* **Set problem**: In the material below, the lines containing the word "ngày" are required; copy each of them.

* **Supplied records**:
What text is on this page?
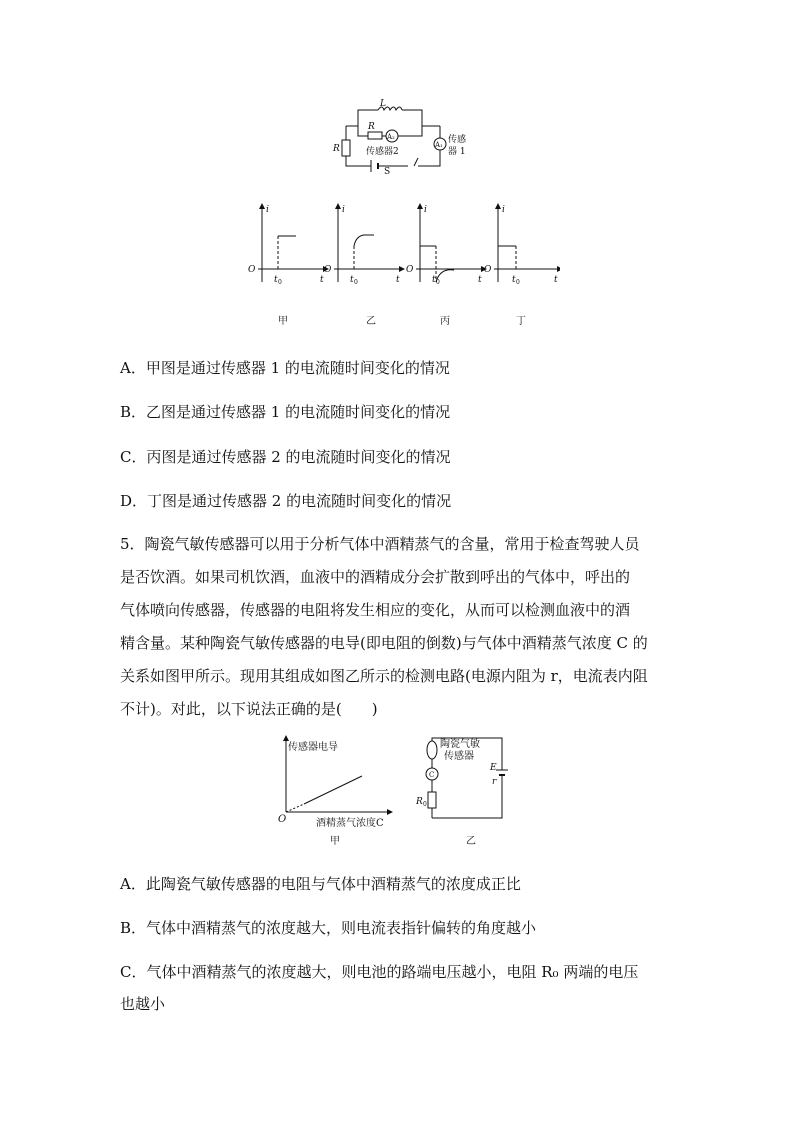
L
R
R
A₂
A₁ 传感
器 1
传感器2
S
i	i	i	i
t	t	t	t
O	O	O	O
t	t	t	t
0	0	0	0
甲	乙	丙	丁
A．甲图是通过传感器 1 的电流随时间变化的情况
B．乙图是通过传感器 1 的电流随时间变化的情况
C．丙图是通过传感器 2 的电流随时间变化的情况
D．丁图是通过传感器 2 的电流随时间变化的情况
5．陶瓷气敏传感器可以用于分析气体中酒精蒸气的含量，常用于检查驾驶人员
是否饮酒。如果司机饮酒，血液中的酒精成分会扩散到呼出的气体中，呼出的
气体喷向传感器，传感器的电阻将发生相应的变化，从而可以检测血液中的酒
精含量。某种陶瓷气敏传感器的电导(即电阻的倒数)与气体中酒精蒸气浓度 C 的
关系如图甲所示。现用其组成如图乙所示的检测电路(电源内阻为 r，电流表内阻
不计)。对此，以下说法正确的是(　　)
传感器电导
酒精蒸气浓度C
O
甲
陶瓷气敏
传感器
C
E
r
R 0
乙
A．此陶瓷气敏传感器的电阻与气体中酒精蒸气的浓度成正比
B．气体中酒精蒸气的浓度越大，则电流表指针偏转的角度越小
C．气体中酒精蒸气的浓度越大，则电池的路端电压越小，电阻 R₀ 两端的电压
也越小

...

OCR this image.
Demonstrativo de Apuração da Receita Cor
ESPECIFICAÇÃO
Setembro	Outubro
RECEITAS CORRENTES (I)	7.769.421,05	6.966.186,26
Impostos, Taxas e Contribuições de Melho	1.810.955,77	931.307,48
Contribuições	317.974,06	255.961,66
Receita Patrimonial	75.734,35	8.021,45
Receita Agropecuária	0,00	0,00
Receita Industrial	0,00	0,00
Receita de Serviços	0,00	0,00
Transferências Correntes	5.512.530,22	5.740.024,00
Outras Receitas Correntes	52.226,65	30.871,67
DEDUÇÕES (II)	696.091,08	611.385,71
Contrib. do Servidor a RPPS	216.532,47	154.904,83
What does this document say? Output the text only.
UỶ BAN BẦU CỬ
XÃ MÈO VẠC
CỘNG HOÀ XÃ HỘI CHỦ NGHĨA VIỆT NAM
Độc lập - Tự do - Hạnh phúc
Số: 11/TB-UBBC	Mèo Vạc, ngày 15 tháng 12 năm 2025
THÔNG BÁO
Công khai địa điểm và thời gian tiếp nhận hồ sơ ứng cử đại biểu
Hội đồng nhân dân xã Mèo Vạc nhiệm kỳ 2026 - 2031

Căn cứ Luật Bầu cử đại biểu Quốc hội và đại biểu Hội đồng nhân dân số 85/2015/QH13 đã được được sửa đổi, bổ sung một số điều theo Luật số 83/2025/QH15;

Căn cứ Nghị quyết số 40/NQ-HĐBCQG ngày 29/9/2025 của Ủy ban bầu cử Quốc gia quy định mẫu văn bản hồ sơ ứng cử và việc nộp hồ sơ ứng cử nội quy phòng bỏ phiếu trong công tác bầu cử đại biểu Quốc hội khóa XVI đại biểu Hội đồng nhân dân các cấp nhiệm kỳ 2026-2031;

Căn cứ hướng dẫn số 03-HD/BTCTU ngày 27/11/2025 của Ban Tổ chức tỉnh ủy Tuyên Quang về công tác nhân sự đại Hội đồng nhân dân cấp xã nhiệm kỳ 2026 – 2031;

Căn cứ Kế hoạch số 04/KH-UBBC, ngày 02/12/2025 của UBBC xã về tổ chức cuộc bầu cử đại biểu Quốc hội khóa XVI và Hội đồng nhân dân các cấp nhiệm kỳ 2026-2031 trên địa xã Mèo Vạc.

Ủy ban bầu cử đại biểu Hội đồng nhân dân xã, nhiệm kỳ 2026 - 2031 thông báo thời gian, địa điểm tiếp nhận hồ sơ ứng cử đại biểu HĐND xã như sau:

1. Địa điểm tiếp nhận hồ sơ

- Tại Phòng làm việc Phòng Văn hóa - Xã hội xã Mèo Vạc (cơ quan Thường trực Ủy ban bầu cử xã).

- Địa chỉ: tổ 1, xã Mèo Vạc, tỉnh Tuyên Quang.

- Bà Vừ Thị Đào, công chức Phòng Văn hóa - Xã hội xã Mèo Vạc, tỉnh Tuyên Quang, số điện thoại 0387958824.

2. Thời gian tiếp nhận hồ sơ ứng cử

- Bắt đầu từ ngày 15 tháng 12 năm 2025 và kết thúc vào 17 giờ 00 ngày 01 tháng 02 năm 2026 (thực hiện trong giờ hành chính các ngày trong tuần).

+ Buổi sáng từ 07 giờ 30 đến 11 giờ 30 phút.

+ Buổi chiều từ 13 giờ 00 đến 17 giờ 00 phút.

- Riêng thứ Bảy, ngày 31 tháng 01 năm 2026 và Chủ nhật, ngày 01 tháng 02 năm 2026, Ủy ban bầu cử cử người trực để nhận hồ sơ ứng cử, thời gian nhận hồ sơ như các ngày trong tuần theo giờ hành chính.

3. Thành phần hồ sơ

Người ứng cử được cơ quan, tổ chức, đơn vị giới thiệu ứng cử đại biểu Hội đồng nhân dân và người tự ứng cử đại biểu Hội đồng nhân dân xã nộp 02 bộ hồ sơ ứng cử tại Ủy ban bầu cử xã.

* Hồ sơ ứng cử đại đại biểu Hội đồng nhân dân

---

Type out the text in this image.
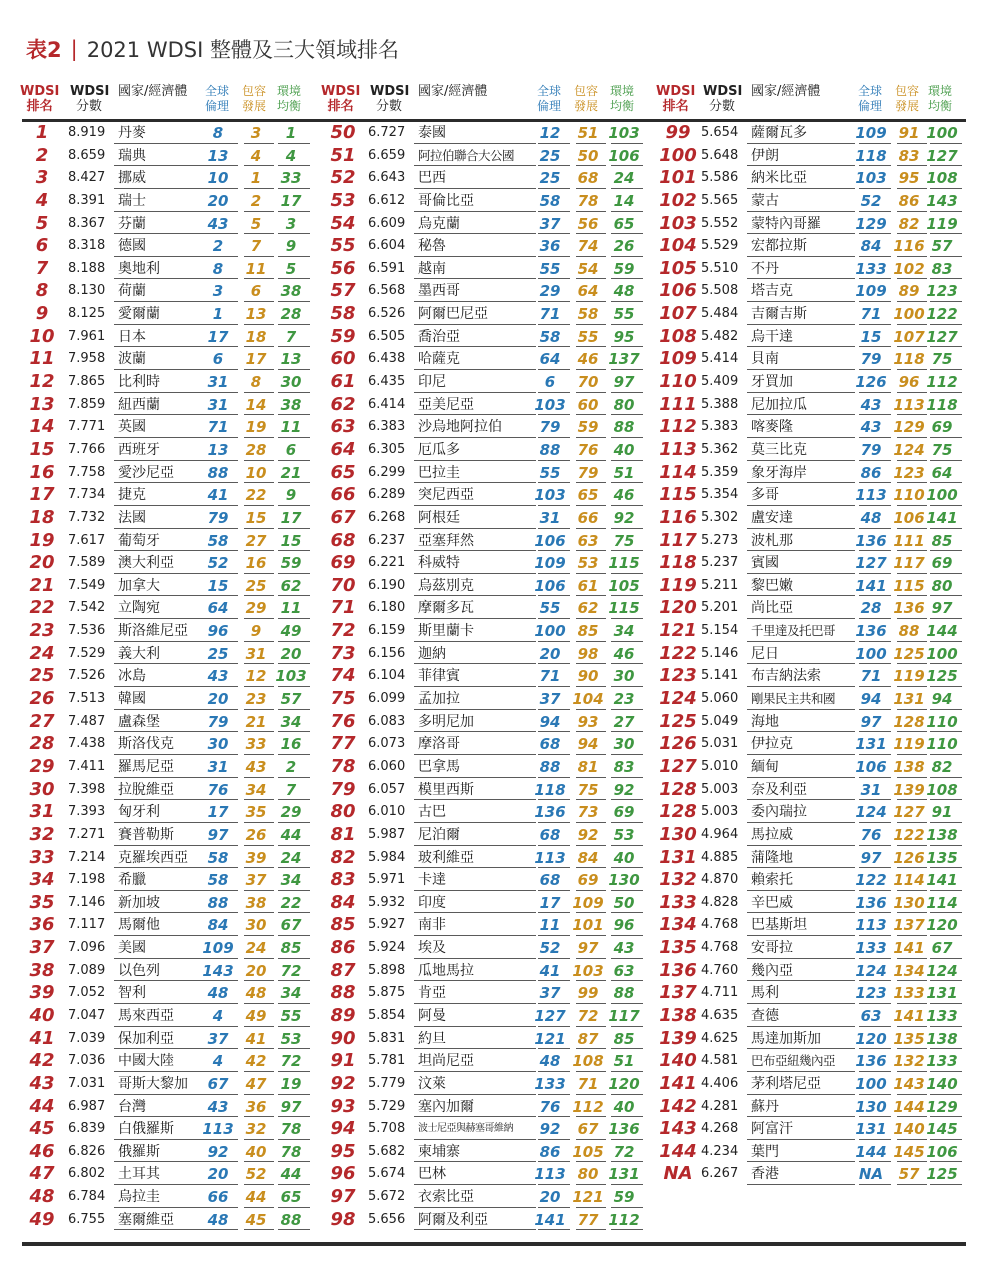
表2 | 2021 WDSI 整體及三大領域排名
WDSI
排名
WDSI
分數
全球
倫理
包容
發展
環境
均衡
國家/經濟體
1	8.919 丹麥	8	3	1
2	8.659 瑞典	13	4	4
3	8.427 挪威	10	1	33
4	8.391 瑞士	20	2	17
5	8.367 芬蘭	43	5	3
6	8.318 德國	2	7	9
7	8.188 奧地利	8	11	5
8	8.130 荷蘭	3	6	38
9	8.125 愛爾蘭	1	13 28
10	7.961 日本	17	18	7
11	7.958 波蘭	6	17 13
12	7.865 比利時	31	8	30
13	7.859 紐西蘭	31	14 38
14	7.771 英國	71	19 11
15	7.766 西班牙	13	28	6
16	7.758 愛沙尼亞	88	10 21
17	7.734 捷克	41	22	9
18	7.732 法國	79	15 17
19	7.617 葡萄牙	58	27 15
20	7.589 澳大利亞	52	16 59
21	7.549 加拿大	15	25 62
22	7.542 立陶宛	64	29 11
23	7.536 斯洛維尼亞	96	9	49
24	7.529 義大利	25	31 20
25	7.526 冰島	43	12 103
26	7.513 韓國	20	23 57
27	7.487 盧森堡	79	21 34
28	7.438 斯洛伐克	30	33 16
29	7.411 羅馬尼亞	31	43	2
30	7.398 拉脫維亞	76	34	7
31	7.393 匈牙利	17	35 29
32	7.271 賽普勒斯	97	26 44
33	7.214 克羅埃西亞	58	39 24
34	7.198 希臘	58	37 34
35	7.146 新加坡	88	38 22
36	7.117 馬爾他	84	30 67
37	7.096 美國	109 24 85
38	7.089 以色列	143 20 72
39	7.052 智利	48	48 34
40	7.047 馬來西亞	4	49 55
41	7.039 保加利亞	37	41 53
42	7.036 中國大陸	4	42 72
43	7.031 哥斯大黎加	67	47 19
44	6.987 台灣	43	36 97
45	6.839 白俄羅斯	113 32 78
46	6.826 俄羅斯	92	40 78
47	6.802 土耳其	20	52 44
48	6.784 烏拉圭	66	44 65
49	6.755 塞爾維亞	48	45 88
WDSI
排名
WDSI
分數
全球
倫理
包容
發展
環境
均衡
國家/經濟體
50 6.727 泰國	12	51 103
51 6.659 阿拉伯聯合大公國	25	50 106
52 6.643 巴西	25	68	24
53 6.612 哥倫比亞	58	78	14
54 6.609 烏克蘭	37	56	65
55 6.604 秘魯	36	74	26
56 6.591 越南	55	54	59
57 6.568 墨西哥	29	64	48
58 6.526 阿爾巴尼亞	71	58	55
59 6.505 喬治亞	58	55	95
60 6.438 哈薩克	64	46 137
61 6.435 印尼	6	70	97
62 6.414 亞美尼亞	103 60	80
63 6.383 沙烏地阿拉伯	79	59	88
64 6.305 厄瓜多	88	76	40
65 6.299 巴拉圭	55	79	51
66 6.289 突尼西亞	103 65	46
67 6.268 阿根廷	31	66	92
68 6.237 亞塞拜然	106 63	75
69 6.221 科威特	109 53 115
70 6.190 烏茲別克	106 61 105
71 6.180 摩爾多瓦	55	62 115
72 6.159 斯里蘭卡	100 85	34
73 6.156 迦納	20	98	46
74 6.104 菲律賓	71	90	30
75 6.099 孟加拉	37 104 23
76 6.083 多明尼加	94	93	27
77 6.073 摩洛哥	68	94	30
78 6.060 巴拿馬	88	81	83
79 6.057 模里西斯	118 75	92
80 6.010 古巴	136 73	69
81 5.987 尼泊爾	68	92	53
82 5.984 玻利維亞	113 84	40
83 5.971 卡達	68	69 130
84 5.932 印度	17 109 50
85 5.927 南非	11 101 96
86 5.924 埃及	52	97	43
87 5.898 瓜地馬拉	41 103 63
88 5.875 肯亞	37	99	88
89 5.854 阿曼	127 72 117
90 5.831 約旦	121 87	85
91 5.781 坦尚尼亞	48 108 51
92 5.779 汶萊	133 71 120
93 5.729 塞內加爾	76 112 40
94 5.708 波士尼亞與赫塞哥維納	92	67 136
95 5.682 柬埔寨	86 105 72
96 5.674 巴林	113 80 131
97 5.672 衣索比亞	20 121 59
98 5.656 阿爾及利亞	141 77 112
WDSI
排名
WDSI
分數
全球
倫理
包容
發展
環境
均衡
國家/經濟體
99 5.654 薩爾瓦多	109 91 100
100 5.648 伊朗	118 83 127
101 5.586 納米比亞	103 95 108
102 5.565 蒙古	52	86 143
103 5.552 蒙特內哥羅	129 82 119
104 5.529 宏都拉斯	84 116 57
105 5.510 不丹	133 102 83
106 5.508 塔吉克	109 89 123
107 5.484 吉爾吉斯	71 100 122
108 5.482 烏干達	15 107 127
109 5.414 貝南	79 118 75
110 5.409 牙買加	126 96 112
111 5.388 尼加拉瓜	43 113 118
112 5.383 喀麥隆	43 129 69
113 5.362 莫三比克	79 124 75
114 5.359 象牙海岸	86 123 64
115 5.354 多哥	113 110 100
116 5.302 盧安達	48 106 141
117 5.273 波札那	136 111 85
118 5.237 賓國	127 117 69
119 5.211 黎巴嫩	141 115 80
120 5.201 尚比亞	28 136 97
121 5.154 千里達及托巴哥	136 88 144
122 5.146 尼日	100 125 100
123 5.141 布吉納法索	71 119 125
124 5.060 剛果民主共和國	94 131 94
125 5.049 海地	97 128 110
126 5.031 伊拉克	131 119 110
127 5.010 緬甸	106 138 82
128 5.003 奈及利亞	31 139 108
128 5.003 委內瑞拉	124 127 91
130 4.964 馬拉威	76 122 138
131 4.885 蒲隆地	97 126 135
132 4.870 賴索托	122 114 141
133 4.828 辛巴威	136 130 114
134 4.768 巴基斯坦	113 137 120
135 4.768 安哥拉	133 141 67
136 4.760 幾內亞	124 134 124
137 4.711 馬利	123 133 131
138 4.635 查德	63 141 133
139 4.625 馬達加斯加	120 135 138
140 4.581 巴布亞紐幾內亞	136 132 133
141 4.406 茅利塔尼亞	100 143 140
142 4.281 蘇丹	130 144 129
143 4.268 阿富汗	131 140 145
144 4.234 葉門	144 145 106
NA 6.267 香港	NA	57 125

* **Task result**:
Số: 11/TB-UBBC	Mèo Vạc, ngày 15 tháng 12 năm 2025
Căn cứ Nghị quyết số 40/NQ-HĐBCQG ngày 29/9/2025 của Ủy ban bầu cử Quốc gia quy định mẫu văn bản hồ sơ ứng cử và việc nộp hồ sơ ứng cử nội quy phòng bỏ phiếu trong công tác bầu cử đại biểu Quốc hội khóa XVI đại biểu Hội đồng nhân dân các cấp nhiệm kỳ 2026-2031;
Căn cứ hướng dẫn số 03-HD/BTCTU ngày 27/11/2025 của Ban Tổ chức tỉnh ủy Tuyên Quang về công tác nhân sự đại Hội đồng nhân dân cấp xã nhiệm kỳ 2026 – 2031;
Căn cứ Kế hoạch số 04/KH-UBBC, ngày 02/12/2025 của UBBC xã về tổ chức cuộc bầu cử đại biểu Quốc hội khóa XVI và Hội đồng nhân dân các cấp nhiệm kỳ 2026-2031 trên địa xã Mèo Vạc.
- Bắt đầu từ ngày 15 tháng 12 năm 2025 và kết thúc vào 17 giờ 00 ngày 01 tháng 02 năm 2026 (thực hiện trong giờ hành chính các ngày trong tuần).
- Riêng thứ Bảy, ngày 31 tháng 01 năm 2026 và Chủ nhật, ngày 01 tháng 02 năm 2026, Ủy ban bầu cử cử người trực để nhận hồ sơ ứng cử, thời gian nhận hồ sơ như các ngày trong tuần theo giờ hành chính.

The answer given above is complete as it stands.